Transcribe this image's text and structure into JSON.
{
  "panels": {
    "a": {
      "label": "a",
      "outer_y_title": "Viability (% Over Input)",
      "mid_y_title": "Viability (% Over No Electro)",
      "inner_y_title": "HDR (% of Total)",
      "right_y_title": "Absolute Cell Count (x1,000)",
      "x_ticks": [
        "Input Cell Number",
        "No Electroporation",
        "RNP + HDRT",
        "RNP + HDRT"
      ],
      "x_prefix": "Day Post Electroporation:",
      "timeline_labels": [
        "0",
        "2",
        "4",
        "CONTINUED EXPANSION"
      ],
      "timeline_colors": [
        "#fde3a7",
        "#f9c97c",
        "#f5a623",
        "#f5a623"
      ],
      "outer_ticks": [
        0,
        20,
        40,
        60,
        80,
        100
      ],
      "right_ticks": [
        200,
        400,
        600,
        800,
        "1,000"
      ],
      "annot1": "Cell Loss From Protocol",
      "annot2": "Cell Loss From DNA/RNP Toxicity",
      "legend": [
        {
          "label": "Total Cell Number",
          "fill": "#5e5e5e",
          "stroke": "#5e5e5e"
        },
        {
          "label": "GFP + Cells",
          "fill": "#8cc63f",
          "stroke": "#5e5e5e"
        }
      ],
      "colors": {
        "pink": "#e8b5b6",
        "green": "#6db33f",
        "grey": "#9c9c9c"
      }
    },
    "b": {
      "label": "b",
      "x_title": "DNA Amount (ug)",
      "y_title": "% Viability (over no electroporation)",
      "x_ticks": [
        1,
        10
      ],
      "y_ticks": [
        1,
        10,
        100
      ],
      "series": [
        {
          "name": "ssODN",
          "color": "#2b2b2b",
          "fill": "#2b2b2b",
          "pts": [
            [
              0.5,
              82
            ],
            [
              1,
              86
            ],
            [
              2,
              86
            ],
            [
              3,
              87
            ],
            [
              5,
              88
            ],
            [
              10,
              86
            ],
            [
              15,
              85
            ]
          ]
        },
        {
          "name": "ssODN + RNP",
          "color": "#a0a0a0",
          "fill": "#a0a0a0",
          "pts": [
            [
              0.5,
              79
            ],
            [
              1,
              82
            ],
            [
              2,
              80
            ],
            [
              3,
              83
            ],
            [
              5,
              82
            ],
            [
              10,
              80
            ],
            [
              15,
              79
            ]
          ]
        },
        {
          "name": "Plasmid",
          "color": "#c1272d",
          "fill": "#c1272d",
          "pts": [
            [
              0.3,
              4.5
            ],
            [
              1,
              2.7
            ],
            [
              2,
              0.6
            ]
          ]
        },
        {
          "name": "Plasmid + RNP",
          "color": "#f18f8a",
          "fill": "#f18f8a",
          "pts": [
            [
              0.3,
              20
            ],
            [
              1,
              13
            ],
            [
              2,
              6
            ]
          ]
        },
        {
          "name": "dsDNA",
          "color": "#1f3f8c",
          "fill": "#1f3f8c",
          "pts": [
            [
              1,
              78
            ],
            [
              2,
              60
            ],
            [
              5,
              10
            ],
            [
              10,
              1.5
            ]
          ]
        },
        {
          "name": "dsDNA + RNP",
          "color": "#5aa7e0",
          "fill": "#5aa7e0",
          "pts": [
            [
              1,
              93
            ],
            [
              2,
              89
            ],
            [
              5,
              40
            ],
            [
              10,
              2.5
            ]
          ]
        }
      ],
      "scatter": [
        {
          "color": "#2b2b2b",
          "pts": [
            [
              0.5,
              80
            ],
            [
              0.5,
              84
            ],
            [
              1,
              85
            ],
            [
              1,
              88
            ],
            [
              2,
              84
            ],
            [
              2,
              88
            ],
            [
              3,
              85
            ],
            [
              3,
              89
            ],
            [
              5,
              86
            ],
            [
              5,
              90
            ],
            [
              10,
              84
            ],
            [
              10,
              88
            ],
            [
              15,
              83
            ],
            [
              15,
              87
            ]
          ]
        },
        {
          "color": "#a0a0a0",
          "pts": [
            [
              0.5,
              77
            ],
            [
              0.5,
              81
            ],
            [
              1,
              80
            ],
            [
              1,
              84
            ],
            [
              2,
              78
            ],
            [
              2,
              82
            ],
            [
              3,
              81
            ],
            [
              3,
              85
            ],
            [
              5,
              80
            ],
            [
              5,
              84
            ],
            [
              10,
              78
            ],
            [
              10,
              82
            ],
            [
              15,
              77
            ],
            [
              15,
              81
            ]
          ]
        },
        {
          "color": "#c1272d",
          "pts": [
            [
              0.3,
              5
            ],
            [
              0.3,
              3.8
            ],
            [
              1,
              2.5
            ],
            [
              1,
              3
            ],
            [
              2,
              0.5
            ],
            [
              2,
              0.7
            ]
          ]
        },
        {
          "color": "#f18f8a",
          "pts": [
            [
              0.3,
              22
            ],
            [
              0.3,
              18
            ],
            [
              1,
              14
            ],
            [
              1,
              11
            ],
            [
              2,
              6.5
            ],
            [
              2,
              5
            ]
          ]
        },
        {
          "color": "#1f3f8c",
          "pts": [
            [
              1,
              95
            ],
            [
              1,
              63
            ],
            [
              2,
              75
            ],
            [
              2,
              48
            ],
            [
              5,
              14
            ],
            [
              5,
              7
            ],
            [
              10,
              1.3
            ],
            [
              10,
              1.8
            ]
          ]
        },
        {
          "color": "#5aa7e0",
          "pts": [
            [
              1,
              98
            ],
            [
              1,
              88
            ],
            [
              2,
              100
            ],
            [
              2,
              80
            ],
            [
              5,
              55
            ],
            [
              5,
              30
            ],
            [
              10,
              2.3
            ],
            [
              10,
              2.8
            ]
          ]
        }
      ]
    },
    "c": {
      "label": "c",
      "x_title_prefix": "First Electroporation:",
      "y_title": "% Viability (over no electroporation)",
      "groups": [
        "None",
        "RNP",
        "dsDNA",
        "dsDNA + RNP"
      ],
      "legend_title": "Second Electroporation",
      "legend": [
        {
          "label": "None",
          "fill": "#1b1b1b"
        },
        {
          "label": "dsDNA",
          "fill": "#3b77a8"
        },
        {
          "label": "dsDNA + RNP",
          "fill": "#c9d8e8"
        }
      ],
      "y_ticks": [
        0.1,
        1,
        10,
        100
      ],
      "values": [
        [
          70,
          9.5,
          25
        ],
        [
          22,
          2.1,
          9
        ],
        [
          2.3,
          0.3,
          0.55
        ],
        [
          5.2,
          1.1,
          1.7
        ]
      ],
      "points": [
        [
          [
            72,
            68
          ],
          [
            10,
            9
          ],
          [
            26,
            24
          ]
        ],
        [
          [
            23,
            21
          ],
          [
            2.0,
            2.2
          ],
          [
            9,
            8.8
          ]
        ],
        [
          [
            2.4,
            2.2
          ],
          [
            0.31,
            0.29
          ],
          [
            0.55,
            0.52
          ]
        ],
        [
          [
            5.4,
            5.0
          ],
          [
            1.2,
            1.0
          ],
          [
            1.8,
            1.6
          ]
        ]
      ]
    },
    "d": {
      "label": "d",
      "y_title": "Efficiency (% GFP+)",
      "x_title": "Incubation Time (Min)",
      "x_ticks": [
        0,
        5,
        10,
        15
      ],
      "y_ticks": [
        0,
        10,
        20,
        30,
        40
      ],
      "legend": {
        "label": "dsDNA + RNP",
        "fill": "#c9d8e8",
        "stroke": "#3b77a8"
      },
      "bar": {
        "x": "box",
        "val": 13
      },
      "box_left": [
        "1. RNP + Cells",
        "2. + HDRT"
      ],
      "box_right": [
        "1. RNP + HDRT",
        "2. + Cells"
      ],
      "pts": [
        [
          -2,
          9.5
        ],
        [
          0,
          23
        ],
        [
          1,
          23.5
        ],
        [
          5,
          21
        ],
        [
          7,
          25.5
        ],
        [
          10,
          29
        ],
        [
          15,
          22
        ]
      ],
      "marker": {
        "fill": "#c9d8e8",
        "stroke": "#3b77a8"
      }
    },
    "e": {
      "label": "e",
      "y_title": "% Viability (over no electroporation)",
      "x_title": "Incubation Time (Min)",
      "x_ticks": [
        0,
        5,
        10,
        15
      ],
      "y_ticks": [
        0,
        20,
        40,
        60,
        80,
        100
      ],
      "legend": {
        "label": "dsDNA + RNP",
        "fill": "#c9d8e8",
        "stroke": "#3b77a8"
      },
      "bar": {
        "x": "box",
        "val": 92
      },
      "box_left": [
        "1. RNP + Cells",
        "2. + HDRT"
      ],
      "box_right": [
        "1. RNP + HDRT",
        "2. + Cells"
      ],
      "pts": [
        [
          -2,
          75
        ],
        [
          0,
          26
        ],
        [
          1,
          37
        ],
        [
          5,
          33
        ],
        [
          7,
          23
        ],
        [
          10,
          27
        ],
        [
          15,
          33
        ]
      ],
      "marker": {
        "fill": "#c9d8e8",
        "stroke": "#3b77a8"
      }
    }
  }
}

===============

* _What is required_: Going through the records above, state how many lines include the word "dsDNA", and give no other text.

* _Finished exercise_: 8